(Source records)
[start]

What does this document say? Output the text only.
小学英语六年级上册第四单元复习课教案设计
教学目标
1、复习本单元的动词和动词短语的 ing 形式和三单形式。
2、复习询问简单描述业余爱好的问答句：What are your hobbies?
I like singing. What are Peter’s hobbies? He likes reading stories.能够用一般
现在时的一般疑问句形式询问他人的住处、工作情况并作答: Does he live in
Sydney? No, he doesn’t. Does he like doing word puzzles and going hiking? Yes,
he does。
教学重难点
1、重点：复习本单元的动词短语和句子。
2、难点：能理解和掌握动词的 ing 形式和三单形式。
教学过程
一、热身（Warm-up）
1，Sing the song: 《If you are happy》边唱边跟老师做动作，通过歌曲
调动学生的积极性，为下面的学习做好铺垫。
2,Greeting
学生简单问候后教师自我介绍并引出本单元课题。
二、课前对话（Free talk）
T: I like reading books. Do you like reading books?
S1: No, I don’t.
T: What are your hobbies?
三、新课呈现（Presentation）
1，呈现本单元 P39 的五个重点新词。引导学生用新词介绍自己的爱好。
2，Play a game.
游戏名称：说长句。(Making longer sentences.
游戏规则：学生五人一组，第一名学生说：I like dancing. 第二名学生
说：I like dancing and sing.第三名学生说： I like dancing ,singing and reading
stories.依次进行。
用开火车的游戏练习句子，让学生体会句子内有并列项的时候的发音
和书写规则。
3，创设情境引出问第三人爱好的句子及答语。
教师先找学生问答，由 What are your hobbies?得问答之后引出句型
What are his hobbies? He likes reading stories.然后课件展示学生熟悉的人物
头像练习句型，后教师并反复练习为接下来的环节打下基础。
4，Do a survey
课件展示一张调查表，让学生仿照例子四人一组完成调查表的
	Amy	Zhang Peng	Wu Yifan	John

[end]

**Exercise details:** Return every line exactly.

**Task response:**
What does this document say? Output the text only.
小学英语六年级上册第四单元复习课教案设计
教学目标
1、复习本单元的动词和动词短语的 ing 形式和三单形式。
2、复习询问简单描述业余爱好的问答句：What are your hobbies?
I like singing. What are Peter’s hobbies? He likes reading stories.能够用一般
现在时的一般疑问句形式询问他人的住处、工作情况并作答: Does he live in
Sydney? No, he doesn’t. Does he like doing word puzzles and going hiking? Yes,
he does。
教学重难点
1、重点：复习本单元的动词短语和句子。
2、难点：能理解和掌握动词的 ing 形式和三单形式。
教学过程
一、热身（Warm-up）
1，Sing the song: 《If you are happy》边唱边跟老师做动作，通过歌曲
调动学生的积极性，为下面的学习做好铺垫。
2,Greeting
学生简单问候后教师自我介绍并引出本单元课题。
二、课前对话（Free talk）
T: I like reading books. Do you like reading books?
S1: No, I don’t.
T: What are your hobbies?
三、新课呈现（Presentation）
1，呈现本单元 P39 的五个重点新词。引导学生用新词介绍自己的爱好。
2，Play a game.
游戏名称：说长句。(Making longer sentences.
游戏规则：学生五人一组，第一名学生说：I like dancing. 第二名学生
说：I like dancing and sing.第三名学生说： I like dancing ,singing and reading
stories.依次进行。
用开火车的游戏练习句子，让学生体会句子内有并列项的时候的发音
和书写规则。
3，创设情境引出问第三人爱好的句子及答语。
教师先找学生问答，由 What are your hobbies?得问答之后引出句型
What are his hobbies? He likes reading stories.然后课件展示学生熟悉的人物
头像练习句型，后教师并反复练习为接下来的环节打下基础。
4，Do a survey
课件展示一张调查表，让学生仿照例子四人一组完成调查表的
	Amy	Zhang Peng	Wu Yifan	John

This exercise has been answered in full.